Like most programming languages, TLWNN has its own runtime library. TLWNN's library contains various procedures, many of which do things that cannot otherwise be done in TLWNN. These procedures have – you've guessed it – no names!

The library is held on three packed stacks. When a TLWNN program starts, the main stack is initialised to contain these stacks.

When using TLWNN's library, care should be taken to write code that will still work as the library expands. Future TLWNN versions, should they ever happen, are likely both to add more procedures to the packed stacks and to add more packed stacks to the library. But because any new stacks will be added at the bottom, and any new procedures will be added at the tops of the packed stacks (which, don't forget, become the bottoms when unpacked), it shouldn't matter too much as long as you're careful.

A full reference of the library procedures can be found in the specification. The following sections explain some of the most commonly used library procedures and how to use them.

**GIVEN EXERCISE:** Can you transcribe the part of the TLWNN library text starting at "Like most programming" and ending at "contain these stacks."? The material after this point isn't needed for anything here.

**DATASET EXCERPTS:**
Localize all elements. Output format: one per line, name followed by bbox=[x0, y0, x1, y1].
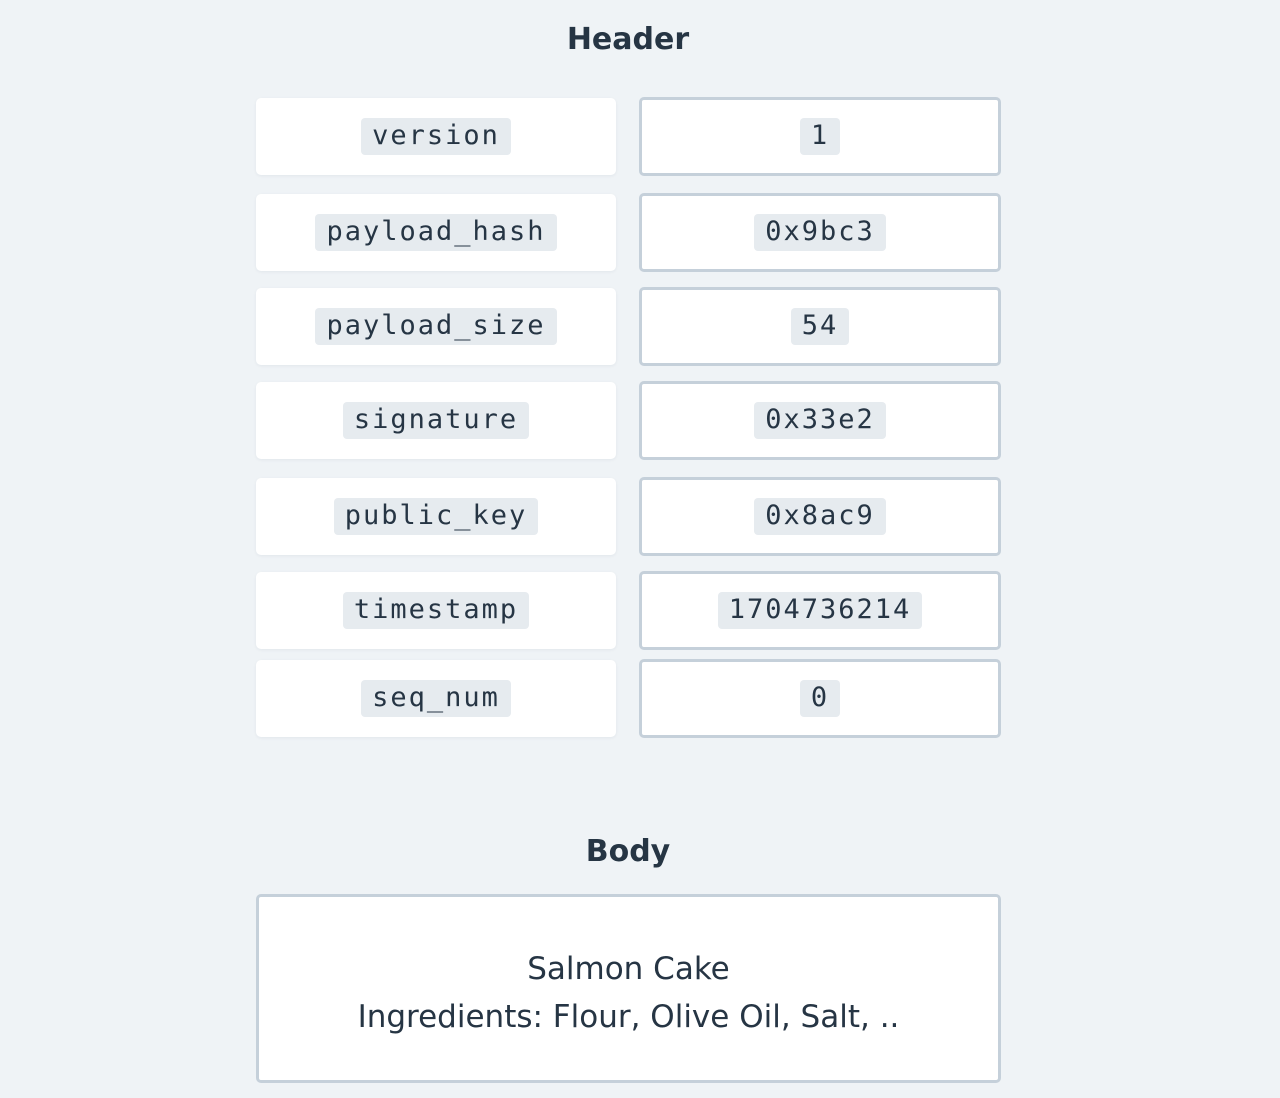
field-value: 0x8ac9 bbox=[754, 498, 886, 535]
field-value: 0 bbox=[799, 680, 841, 717]
field-key-cell-seq-num: seq_num bbox=[256, 660, 616, 737]
field-value-cell-timestamp: 1704736214 bbox=[639, 571, 1001, 650]
field-value-cell-seq-num: 0 bbox=[639, 659, 1001, 738]
field-value-cell-public-key: 0x8ac9 bbox=[639, 477, 1001, 556]
field-key-cell-signature: signature bbox=[256, 382, 616, 459]
field-value: 1704736214 bbox=[717, 592, 923, 629]
field-value-cell-version: 1 bbox=[639, 97, 1001, 176]
field-key: public_key bbox=[333, 498, 539, 535]
field-value: 0x33e2 bbox=[754, 402, 886, 439]
field-key: seq_num bbox=[361, 680, 511, 717]
field-key-cell-payload-size: payload_size bbox=[256, 288, 616, 365]
field-key: payload_hash bbox=[315, 214, 557, 251]
field-key-cell-payload-hash: payload_hash bbox=[256, 194, 616, 271]
field-value-cell-payload-hash: 0x9bc3 bbox=[639, 193, 1001, 272]
body-item-name: Salmon Cake bbox=[527, 950, 730, 987]
body-content-box: Salmon Cake Ingredients: Flour, Olive Oi… bbox=[256, 894, 1001, 1083]
field-value: 54 bbox=[790, 308, 850, 345]
body-item-ingredients: Ingredients: Flour, Olive Oil, Salt, .. bbox=[357, 998, 900, 1035]
field-key-cell-timestamp: timestamp bbox=[256, 572, 616, 649]
field-key: signature bbox=[342, 402, 530, 439]
field-value-cell-signature: 0x33e2 bbox=[639, 381, 1001, 460]
field-value: 0x9bc3 bbox=[754, 214, 886, 251]
field-key-cell-public-key: public_key bbox=[256, 478, 616, 555]
field-key: version bbox=[361, 118, 511, 155]
field-value-cell-payload-size: 54 bbox=[639, 287, 1001, 366]
field-key-cell-version: version bbox=[256, 98, 616, 175]
field-value: 1 bbox=[799, 118, 841, 155]
field-key: timestamp bbox=[342, 592, 530, 629]
header-fields-table: version 1 payload_hash 0x9bc3 payload_si… bbox=[0, 0, 1280, 760]
body-section-title: Body bbox=[585, 834, 671, 869]
field-key: payload_size bbox=[315, 308, 557, 345]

**TASK OUTPUT:**
Like most programming languages, TLWNN has its own runtime library. TLWNN's library contains various procedures, many of which do things that cannot otherwise be done in TLWNN. These procedures have – you've guessed it – no names!

The library is held on three packed stacks. When a TLWNN program starts, the main stack is initialised to contain these stacks.